++++ Given data ++++

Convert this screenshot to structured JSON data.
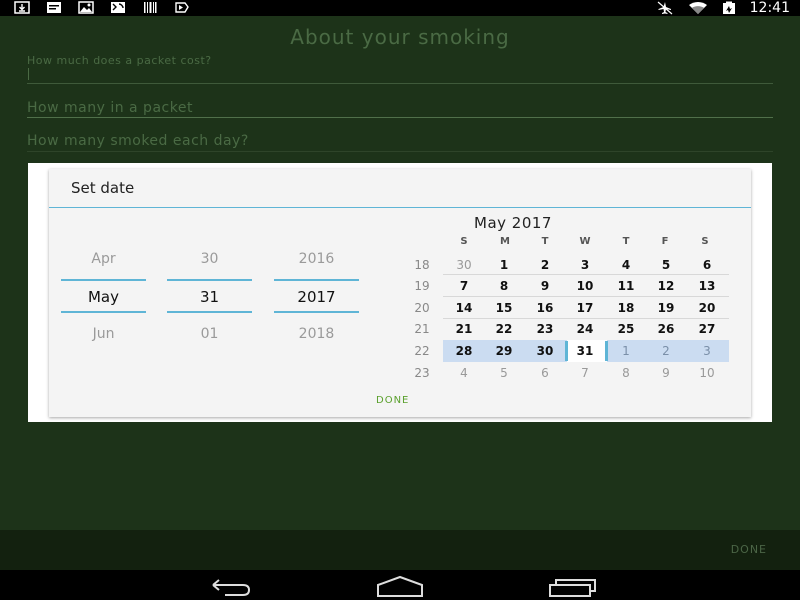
{
  "status_bar": {
    "time": "12:41",
    "left_icons": [
      "download-icon",
      "message-icon",
      "photo-icon",
      "maps-icon",
      "barcode-icon",
      "play-store-icon"
    ],
    "right_icons": [
      "airplane-off-icon",
      "wifi-icon",
      "battery-icon"
    ]
  },
  "app": {
    "title": "About your smoking",
    "fields": [
      {
        "hint": "How much does a packet cost?"
      },
      {
        "hint": "How many in a packet"
      },
      {
        "hint": "How many smoked each day?"
      }
    ],
    "done_label": "DONE"
  },
  "dialog": {
    "title": "Set date",
    "spinners": {
      "month": {
        "prev": "Apr",
        "current": "May",
        "next": "Jun"
      },
      "day": {
        "prev": "30",
        "current": "31",
        "next": "01"
      },
      "year": {
        "prev": "2016",
        "current": "2017",
        "next": "2018"
      }
    },
    "calendar": {
      "month_title": "May 2017",
      "weekdays": [
        "S",
        "M",
        "T",
        "W",
        "T",
        "F",
        "S"
      ],
      "weeks": [
        {
          "num": "18",
          "days": [
            "30",
            "1",
            "2",
            "3",
            "4",
            "5",
            "6"
          ]
        },
        {
          "num": "19",
          "days": [
            "7",
            "8",
            "9",
            "10",
            "11",
            "12",
            "13"
          ]
        },
        {
          "num": "20",
          "days": [
            "14",
            "15",
            "16",
            "17",
            "18",
            "19",
            "20"
          ]
        },
        {
          "num": "21",
          "days": [
            "21",
            "22",
            "23",
            "24",
            "25",
            "26",
            "27"
          ]
        },
        {
          "num": "22",
          "days": [
            "28",
            "29",
            "30",
            "31",
            "1",
            "2",
            "3"
          ]
        },
        {
          "num": "23",
          "days": [
            "4",
            "5",
            "6",
            "7",
            "8",
            "9",
            "10"
          ]
        }
      ],
      "selected_day": "31"
    },
    "done_label": "DONE"
  },
  "nav_bar": {
    "buttons": [
      "back-icon",
      "home-icon",
      "recents-icon"
    ]
  },
  "colors": {
    "accent": "#5fb5d6",
    "app_background": "#1d3319",
    "done_green": "#5aa02c",
    "week_highlight": "#cbdcf1"
  }
}
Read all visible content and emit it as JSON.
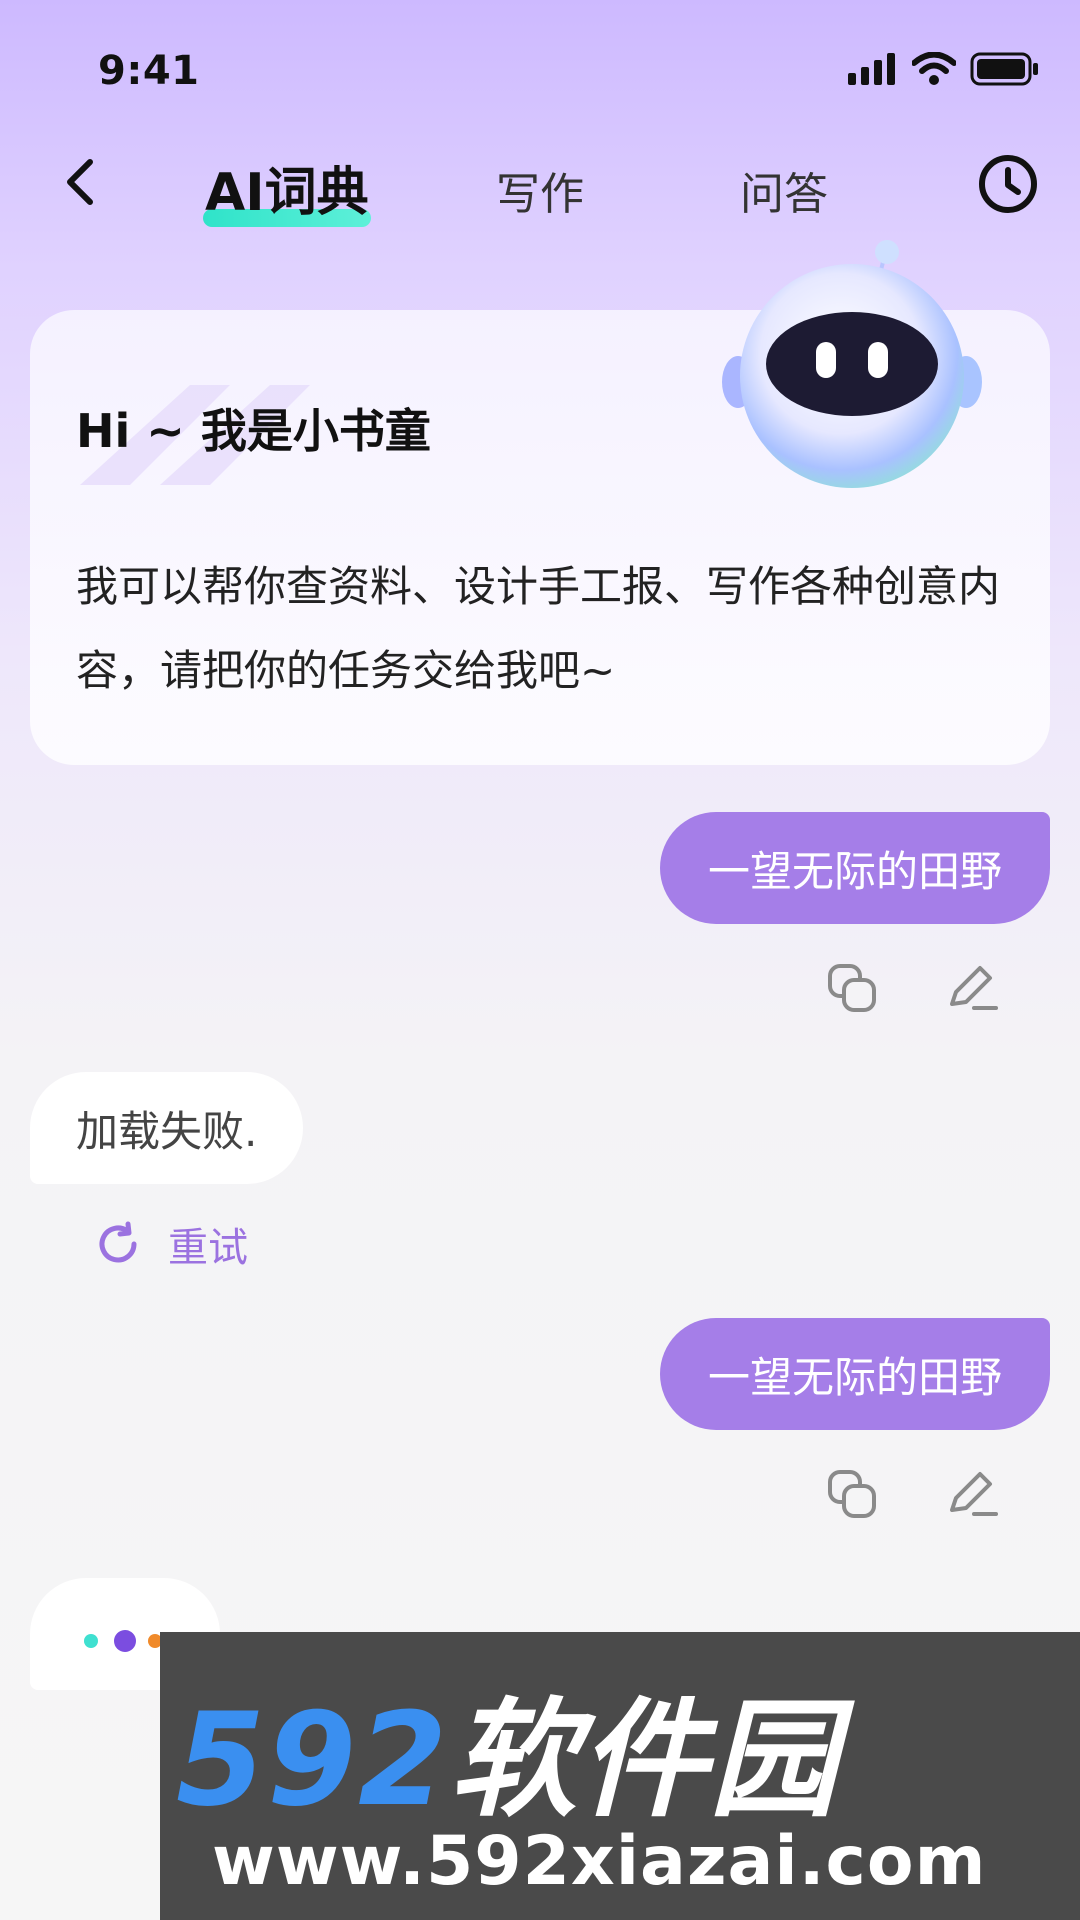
{
  "status": {
    "time": "9:41"
  },
  "nav": {
    "tabs": [
      {
        "label": "AI词典",
        "active": true
      },
      {
        "label": "写作",
        "active": false
      },
      {
        "label": "问答",
        "active": false
      }
    ]
  },
  "welcome": {
    "title": "Hi ~ 我是小书童",
    "text": "我可以帮你查资料、设计手工报、写作各种创意内容，请把你的任务交给我吧~"
  },
  "messages": [
    {
      "role": "user",
      "text": "一望无际的田野"
    },
    {
      "role": "bot",
      "text": "加载失败."
    },
    {
      "role": "user",
      "text": "一望无际的田野"
    }
  ],
  "retry": {
    "label": "重试"
  },
  "watermark": {
    "brand_number": "592",
    "brand_text": "软件园",
    "url": "www.592xiazai.com"
  },
  "colors": {
    "accent": "#a57ee8",
    "tab_underline": "#2fe3c9",
    "retry": "#9b72e0"
  },
  "icons": [
    "back-arrow-icon",
    "history-clock-icon",
    "copy-icon",
    "edit-pencil-icon",
    "retry-refresh-icon",
    "robot-mascot-icon",
    "signal-icon",
    "wifi-icon",
    "battery-icon"
  ]
}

++++

**Request**
Transcribe the records above exactly as they appear, leaving out any pictures.

**Written answer**
Convert this screenshot to structured JSON data.
{
  "status_bar": {
    "time": "12:41",
    "left_icons": [
      "download-icon",
      "message-icon",
      "photo-icon",
      "maps-icon",
      "barcode-icon",
      "play-store-icon"
    ],
    "right_icons": [
      "airplane-off-icon",
      "wifi-icon",
      "battery-icon"
    ]
  },
  "app": {
    "title": "About your smoking",
    "fields": [
      {
        "hint": "How much does a packet cost?"
      },
      {
        "hint": "How many in a packet"
      },
      {
        "hint": "How many smoked each day?"
      }
    ],
    "done_label": "DONE"
  },
  "dialog": {
    "title": "Set date",
    "spinners": {
      "month": {
        "prev": "Apr",
        "current": "May",
        "next": "Jun"
      },
      "day": {
        "prev": "30",
        "current": "31",
        "next": "01"
      },
      "year": {
        "prev": "2016",
        "current": "2017",
        "next": "2018"
      }
    },
    "calendar": {
      "month_title": "May 2017",
      "weekdays": [
        "S",
        "M",
        "T",
        "W",
        "T",
        "F",
        "S"
      ],
      "weeks": [
        {
          "num": "18",
          "days": [
            "30",
            "1",
            "2",
            "3",
            "4",
            "5",
            "6"
          ]
        },
        {
          "num": "19",
          "days": [
            "7",
            "8",
            "9",
            "10",
            "11",
            "12",
            "13"
          ]
        },
        {
          "num": "20",
          "days": [
            "14",
            "15",
            "16",
            "17",
            "18",
            "19",
            "20"
          ]
        },
        {
          "num": "21",
          "days": [
            "21",
            "22",
            "23",
            "24",
            "25",
            "26",
            "27"
          ]
        },
        {
          "num": "22",
          "days": [
            "28",
            "29",
            "30",
            "31",
            "1",
            "2",
            "3"
          ]
        },
        {
          "num": "23",
          "days": [
            "4",
            "5",
            "6",
            "7",
            "8",
            "9",
            "10"
          ]
        }
      ],
      "selected_day": "31"
    },
    "done_label": "DONE"
  },
  "nav_bar": {
    "buttons": [
      "back-icon",
      "home-icon",
      "recents-icon"
    ]
  },
  "colors": {
    "accent": "#5fb5d6",
    "app_background": "#1d3319",
    "done_green": "#5aa02c",
    "week_highlight": "#cbdcf1"
  }
}
Read all visible content and emit it as JSON.
{
  "status": {
    "time": "9:41"
  },
  "nav": {
    "tabs": [
      {
        "label": "AI词典",
        "active": true
      },
      {
        "label": "写作",
        "active": false
      },
      {
        "label": "问答",
        "active": false
      }
    ]
  },
  "welcome": {
    "title": "Hi ~ 我是小书童",
    "text": "我可以帮你查资料、设计手工报、写作各种创意内容，请把你的任务交给我吧~"
  },
  "messages": [
    {
      "role": "user",
      "text": "一望无际的田野"
    },
    {
      "role": "bot",
      "text": "加载失败."
    },
    {
      "role": "user",
      "text": "一望无际的田野"
    }
  ],
  "retry": {
    "label": "重试"
  },
  "watermark": {
    "brand_number": "592",
    "brand_text": "软件园",
    "url": "www.592xiazai.com"
  },
  "colors": {
    "accent": "#a57ee8",
    "tab_underline": "#2fe3c9",
    "retry": "#9b72e0"
  },
  "icons": [
    "back-arrow-icon",
    "history-clock-icon",
    "copy-icon",
    "edit-pencil-icon",
    "retry-refresh-icon",
    "robot-mascot-icon",
    "signal-icon",
    "wifi-icon",
    "battery-icon"
  ]
}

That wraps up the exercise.